_Provided information_
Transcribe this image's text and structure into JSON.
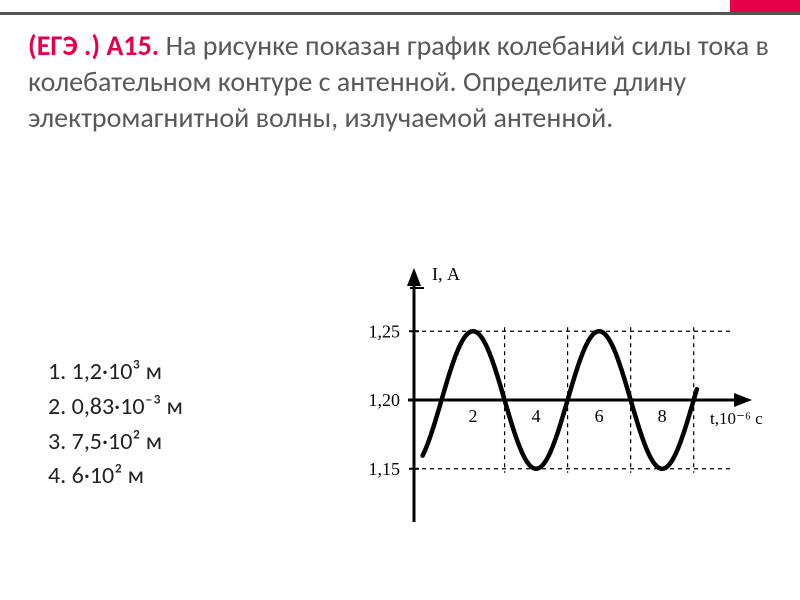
{
  "accent_color": "#e6004c",
  "underline_color": "#555555",
  "text_color": "#595959",
  "question": {
    "tag": "(ЕГЭ .) А15.",
    "body": "На рисунке показан график колебаний силы тока в колебательном контуре с антенной. Определите длину электромагнитной волны, излучаемой антенной."
  },
  "answers": [
    {
      "n": "1.",
      "text": "1,2·10³ м"
    },
    {
      "n": "2.",
      "text": "0,83·10⁻³ м"
    },
    {
      "n": "3.",
      "text": "7,5·10² м"
    },
    {
      "n": "4.",
      "text": "6·10² м"
    }
  ],
  "chart": {
    "type": "line",
    "y_label": "I, А",
    "x_label": "t,10⁻⁶ c",
    "y_ticks": [
      {
        "v": 1.25,
        "label": "1,25",
        "dashed": true
      },
      {
        "v": 1.2,
        "label": "1,20",
        "dashed": false
      },
      {
        "v": 1.15,
        "label": "1,15",
        "dashed": true
      }
    ],
    "x_ticks": [
      {
        "v": 2,
        "label": "2"
      },
      {
        "v": 4,
        "label": "4"
      },
      {
        "v": 6,
        "label": "6"
      },
      {
        "v": 8,
        "label": "8"
      }
    ],
    "xlim": [
      0,
      9.2
    ],
    "ylim": [
      1.12,
      1.28
    ],
    "axis_zero_y": 1.2,
    "amplitude": 0.05,
    "period_x": 4,
    "phase_shift_x": 1,
    "x_start": 0.4,
    "x_end": 9.1,
    "dashed_x": [
      3,
      5,
      7,
      9
    ],
    "stroke_color": "#000000",
    "stroke_width": 4.5,
    "dash_color": "#000000",
    "dash_pattern": "4 4",
    "bg": "#ffffff",
    "font_size_axis": 18,
    "font_family": "serif"
  }
}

_Exercise brief_
Each record above should be copied character for character, with pictures dropped.

_Task solution_
Transcribe this image's text and structure into JSON.
{
  "accent_color": "#e6004c",
  "underline_color": "#555555",
  "text_color": "#595959",
  "question": {
    "tag": "(ЕГЭ .) А15.",
    "body": "На рисунке показан график колебаний силы тока в колебательном контуре с антенной. Определите длину электромагнитной волны, излучаемой антенной."
  },
  "answers": [
    {
      "n": "1.",
      "text": "1,2·10³ м"
    },
    {
      "n": "2.",
      "text": "0,83·10⁻³ м"
    },
    {
      "n": "3.",
      "text": "7,5·10² м"
    },
    {
      "n": "4.",
      "text": "6·10² м"
    }
  ],
  "chart": {
    "type": "line",
    "y_label": "I, А",
    "x_label": "t,10⁻⁶ c",
    "y_ticks": [
      {
        "v": 1.25,
        "label": "1,25",
        "dashed": true
      },
      {
        "v": 1.2,
        "label": "1,20",
        "dashed": false
      },
      {
        "v": 1.15,
        "label": "1,15",
        "dashed": true
      }
    ],
    "x_ticks": [
      {
        "v": 2,
        "label": "2"
      },
      {
        "v": 4,
        "label": "4"
      },
      {
        "v": 6,
        "label": "6"
      },
      {
        "v": 8,
        "label": "8"
      }
    ],
    "xlim": [
      0,
      9.2
    ],
    "ylim": [
      1.12,
      1.28
    ],
    "axis_zero_y": 1.2,
    "amplitude": 0.05,
    "period_x": 4,
    "phase_shift_x": 1,
    "x_start": 0.4,
    "x_end": 9.1,
    "dashed_x": [
      3,
      5,
      7,
      9
    ],
    "stroke_color": "#000000",
    "stroke_width": 4.5,
    "dash_color": "#000000",
    "dash_pattern": "4 4",
    "bg": "#ffffff",
    "font_size_axis": 18,
    "font_family": "serif"
  }
}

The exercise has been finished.